Return only the count of lines in which the word "have" appears.

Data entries
— Begin —
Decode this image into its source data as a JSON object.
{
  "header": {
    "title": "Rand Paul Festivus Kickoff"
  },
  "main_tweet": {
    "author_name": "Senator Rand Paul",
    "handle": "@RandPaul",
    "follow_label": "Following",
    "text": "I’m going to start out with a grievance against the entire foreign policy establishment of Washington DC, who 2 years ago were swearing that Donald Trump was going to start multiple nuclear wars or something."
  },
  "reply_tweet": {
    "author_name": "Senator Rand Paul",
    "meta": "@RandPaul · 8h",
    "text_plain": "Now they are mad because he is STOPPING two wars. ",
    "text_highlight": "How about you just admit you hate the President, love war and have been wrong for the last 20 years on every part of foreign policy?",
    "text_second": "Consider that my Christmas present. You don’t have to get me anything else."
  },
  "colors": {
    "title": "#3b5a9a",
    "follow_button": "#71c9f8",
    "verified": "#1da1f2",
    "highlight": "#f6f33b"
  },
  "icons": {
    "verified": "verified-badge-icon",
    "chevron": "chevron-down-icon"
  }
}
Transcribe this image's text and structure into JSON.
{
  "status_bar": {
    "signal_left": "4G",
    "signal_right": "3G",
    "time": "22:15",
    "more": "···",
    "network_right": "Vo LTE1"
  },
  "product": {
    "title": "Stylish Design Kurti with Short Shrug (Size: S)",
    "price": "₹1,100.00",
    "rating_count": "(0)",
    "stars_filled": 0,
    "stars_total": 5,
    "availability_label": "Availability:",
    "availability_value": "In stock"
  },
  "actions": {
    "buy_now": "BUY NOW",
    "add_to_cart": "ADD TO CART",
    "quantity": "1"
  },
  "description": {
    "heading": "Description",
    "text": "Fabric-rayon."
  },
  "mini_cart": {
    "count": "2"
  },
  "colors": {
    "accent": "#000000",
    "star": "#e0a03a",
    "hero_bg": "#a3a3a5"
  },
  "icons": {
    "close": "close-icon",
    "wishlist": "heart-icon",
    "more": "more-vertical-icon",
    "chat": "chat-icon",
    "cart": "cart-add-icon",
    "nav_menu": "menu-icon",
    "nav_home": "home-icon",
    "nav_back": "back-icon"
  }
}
— End —
- [Correct response] 2